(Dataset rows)
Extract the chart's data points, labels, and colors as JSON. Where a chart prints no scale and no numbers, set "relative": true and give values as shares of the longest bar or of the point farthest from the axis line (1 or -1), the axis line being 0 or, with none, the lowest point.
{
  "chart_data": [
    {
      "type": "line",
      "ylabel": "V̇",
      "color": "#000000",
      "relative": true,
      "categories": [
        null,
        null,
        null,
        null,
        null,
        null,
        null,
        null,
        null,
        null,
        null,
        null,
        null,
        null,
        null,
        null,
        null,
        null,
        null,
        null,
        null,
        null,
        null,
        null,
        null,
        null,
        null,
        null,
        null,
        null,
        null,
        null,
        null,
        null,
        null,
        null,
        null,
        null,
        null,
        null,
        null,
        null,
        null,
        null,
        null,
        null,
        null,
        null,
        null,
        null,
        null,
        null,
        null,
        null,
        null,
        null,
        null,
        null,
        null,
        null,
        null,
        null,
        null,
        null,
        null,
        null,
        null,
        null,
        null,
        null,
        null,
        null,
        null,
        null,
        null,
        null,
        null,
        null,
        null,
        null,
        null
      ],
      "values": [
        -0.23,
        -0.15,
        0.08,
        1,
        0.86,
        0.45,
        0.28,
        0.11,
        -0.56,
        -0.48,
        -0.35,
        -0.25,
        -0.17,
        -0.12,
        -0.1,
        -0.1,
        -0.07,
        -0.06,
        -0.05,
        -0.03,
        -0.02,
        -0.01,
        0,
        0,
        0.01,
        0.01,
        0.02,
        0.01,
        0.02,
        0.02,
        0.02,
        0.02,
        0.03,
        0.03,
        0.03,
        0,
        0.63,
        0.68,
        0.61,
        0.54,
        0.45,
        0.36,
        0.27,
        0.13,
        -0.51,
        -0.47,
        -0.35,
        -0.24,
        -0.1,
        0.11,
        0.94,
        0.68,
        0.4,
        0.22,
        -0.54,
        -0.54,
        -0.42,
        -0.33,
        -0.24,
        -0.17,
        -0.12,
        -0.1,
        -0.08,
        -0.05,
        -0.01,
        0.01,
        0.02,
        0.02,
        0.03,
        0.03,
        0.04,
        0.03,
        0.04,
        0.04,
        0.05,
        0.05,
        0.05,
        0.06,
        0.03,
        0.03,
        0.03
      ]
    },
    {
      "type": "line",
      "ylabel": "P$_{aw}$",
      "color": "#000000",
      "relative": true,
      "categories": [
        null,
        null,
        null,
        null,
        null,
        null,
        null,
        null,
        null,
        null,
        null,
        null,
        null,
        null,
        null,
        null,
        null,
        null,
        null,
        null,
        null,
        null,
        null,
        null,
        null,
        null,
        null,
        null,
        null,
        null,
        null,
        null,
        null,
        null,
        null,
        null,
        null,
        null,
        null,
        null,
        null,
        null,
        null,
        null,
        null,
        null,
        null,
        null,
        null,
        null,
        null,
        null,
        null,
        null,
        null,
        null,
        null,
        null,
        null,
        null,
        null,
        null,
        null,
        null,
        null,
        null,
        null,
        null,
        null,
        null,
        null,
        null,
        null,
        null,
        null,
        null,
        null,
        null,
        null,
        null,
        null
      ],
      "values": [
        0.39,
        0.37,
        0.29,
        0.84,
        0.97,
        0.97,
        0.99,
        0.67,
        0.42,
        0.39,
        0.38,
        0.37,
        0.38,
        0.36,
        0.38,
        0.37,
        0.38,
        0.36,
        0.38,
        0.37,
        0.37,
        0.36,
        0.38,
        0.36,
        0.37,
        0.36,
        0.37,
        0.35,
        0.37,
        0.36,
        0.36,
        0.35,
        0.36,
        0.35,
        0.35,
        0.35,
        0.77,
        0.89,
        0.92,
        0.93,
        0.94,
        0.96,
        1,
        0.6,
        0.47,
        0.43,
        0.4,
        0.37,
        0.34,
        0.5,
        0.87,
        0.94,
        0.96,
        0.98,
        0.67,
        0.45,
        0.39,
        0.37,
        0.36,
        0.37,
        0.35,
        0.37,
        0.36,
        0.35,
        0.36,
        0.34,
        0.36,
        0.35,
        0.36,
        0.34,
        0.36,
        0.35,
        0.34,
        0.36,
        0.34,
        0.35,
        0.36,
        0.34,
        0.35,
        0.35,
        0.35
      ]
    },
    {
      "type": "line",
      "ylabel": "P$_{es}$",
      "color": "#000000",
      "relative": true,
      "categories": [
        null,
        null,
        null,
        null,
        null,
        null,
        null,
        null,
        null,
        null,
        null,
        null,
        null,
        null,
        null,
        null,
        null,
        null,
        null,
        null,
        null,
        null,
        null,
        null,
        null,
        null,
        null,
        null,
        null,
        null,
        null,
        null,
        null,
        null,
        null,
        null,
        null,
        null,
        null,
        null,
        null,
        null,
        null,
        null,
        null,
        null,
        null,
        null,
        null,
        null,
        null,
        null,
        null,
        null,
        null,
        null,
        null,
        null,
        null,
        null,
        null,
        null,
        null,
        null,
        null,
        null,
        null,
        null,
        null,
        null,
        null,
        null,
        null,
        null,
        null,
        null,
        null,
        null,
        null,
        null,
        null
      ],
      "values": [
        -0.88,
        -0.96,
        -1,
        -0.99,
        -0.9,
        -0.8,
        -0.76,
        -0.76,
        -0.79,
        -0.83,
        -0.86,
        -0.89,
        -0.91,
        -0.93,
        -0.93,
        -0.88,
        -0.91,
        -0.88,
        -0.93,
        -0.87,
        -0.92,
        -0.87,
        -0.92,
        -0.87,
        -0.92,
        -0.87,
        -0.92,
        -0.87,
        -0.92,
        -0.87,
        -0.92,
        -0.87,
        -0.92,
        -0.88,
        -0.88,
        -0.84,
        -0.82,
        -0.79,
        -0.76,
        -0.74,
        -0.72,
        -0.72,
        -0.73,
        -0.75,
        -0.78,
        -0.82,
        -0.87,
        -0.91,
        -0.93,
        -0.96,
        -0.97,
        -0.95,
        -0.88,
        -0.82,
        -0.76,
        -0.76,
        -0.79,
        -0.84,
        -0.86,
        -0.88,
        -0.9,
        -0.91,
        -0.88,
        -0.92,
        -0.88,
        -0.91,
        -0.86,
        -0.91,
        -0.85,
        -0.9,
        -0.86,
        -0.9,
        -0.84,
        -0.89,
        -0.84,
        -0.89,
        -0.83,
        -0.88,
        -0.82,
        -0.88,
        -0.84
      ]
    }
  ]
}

● **REQUIRED WORK**:
Extract all of the material exactly as it is written.

● **EXPECTED ANSWER**:
Extract the chart's data points, labels, and colors as JSON. Where a chart prints no scale and no numbers, set "relative": true and give values as shares of the longest bar or of the point farthest from the axis line (1 or -1), the axis line being 0 or, with none, the lowest point.
{
  "chart_data": [
    {
      "type": "line",
      "ylabel": "V̇",
      "color": "#000000",
      "relative": true,
      "categories": [
        null,
        null,
        null,
        null,
        null,
        null,
        null,
        null,
        null,
        null,
        null,
        null,
        null,
        null,
        null,
        null,
        null,
        null,
        null,
        null,
        null,
        null,
        null,
        null,
        null,
        null,
        null,
        null,
        null,
        null,
        null,
        null,
        null,
        null,
        null,
        null,
        null,
        null,
        null,
        null,
        null,
        null,
        null,
        null,
        null,
        null,
        null,
        null,
        null,
        null,
        null,
        null,
        null,
        null,
        null,
        null,
        null,
        null,
        null,
        null,
        null,
        null,
        null,
        null,
        null,
        null,
        null,
        null,
        null,
        null,
        null,
        null,
        null,
        null,
        null,
        null,
        null,
        null,
        null,
        null,
        null
      ],
      "values": [
        -0.23,
        -0.15,
        0.08,
        1,
        0.86,
        0.45,
        0.28,
        0.11,
        -0.56,
        -0.48,
        -0.35,
        -0.25,
        -0.17,
        -0.12,
        -0.1,
        -0.1,
        -0.07,
        -0.06,
        -0.05,
        -0.03,
        -0.02,
        -0.01,
        0,
        0,
        0.01,
        0.01,
        0.02,
        0.01,
        0.02,
        0.02,
        0.02,
        0.02,
        0.03,
        0.03,
        0.03,
        0,
        0.63,
        0.68,
        0.61,
        0.54,
        0.45,
        0.36,
        0.27,
        0.13,
        -0.51,
        -0.47,
        -0.35,
        -0.24,
        -0.1,
        0.11,
        0.94,
        0.68,
        0.4,
        0.22,
        -0.54,
        -0.54,
        -0.42,
        -0.33,
        -0.24,
        -0.17,
        -0.12,
        -0.1,
        -0.08,
        -0.05,
        -0.01,
        0.01,
        0.02,
        0.02,
        0.03,
        0.03,
        0.04,
        0.03,
        0.04,
        0.04,
        0.05,
        0.05,
        0.05,
        0.06,
        0.03,
        0.03,
        0.03
      ]
    },
    {
      "type": "line",
      "ylabel": "P$_{aw}$",
      "color": "#000000",
      "relative": true,
      "categories": [
        null,
        null,
        null,
        null,
        null,
        null,
        null,
        null,
        null,
        null,
        null,
        null,
        null,
        null,
        null,
        null,
        null,
        null,
        null,
        null,
        null,
        null,
        null,
        null,
        null,
        null,
        null,
        null,
        null,
        null,
        null,
        null,
        null,
        null,
        null,
        null,
        null,
        null,
        null,
        null,
        null,
        null,
        null,
        null,
        null,
        null,
        null,
        null,
        null,
        null,
        null,
        null,
        null,
        null,
        null,
        null,
        null,
        null,
        null,
        null,
        null,
        null,
        null,
        null,
        null,
        null,
        null,
        null,
        null,
        null,
        null,
        null,
        null,
        null,
        null,
        null,
        null,
        null,
        null,
        null,
        null
      ],
      "values": [
        0.39,
        0.37,
        0.29,
        0.84,
        0.97,
        0.97,
        0.99,
        0.67,
        0.42,
        0.39,
        0.38,
        0.37,
        0.38,
        0.36,
        0.38,
        0.37,
        0.38,
        0.36,
        0.38,
        0.37,
        0.37,
        0.36,
        0.38,
        0.36,
        0.37,
        0.36,
        0.37,
        0.35,
        0.37,
        0.36,
        0.36,
        0.35,
        0.36,
        0.35,
        0.35,
        0.35,
        0.77,
        0.89,
        0.92,
        0.93,
        0.94,
        0.96,
        1,
        0.6,
        0.47,
        0.43,
        0.4,
        0.37,
        0.34,
        0.5,
        0.87,
        0.94,
        0.96,
        0.98,
        0.67,
        0.45,
        0.39,
        0.37,
        0.36,
        0.37,
        0.35,
        0.37,
        0.36,
        0.35,
        0.36,
        0.34,
        0.36,
        0.35,
        0.36,
        0.34,
        0.36,
        0.35,
        0.34,
        0.36,
        0.34,
        0.35,
        0.36,
        0.34,
        0.35,
        0.35,
        0.35
      ]
    },
    {
      "type": "line",
      "ylabel": "P$_{es}$",
      "color": "#000000",
      "relative": true,
      "categories": [
        null,
        null,
        null,
        null,
        null,
        null,
        null,
        null,
        null,
        null,
        null,
        null,
        null,
        null,
        null,
        null,
        null,
        null,
        null,
        null,
        null,
        null,
        null,
        null,
        null,
        null,
        null,
        null,
        null,
        null,
        null,
        null,
        null,
        null,
        null,
        null,
        null,
        null,
        null,
        null,
        null,
        null,
        null,
        null,
        null,
        null,
        null,
        null,
        null,
        null,
        null,
        null,
        null,
        null,
        null,
        null,
        null,
        null,
        null,
        null,
        null,
        null,
        null,
        null,
        null,
        null,
        null,
        null,
        null,
        null,
        null,
        null,
        null,
        null,
        null,
        null,
        null,
        null,
        null,
        null,
        null
      ],
      "values": [
        -0.88,
        -0.96,
        -1,
        -0.99,
        -0.9,
        -0.8,
        -0.76,
        -0.76,
        -0.79,
        -0.83,
        -0.86,
        -0.89,
        -0.91,
        -0.93,
        -0.93,
        -0.88,
        -0.91,
        -0.88,
        -0.93,
        -0.87,
        -0.92,
        -0.87,
        -0.92,
        -0.87,
        -0.92,
        -0.87,
        -0.92,
        -0.87,
        -0.92,
        -0.87,
        -0.92,
        -0.87,
        -0.92,
        -0.88,
        -0.88,
        -0.84,
        -0.82,
        -0.79,
        -0.76,
        -0.74,
        -0.72,
        -0.72,
        -0.73,
        -0.75,
        -0.78,
        -0.82,
        -0.87,
        -0.91,
        -0.93,
        -0.96,
        -0.97,
        -0.95,
        -0.88,
        -0.82,
        -0.76,
        -0.76,
        -0.79,
        -0.84,
        -0.86,
        -0.88,
        -0.9,
        -0.91,
        -0.88,
        -0.92,
        -0.88,
        -0.91,
        -0.86,
        -0.91,
        -0.85,
        -0.9,
        -0.86,
        -0.9,
        -0.84,
        -0.89,
        -0.84,
        -0.89,
        -0.83,
        -0.88,
        -0.82,
        -0.88,
        -0.84
      ]
    }
  ]
}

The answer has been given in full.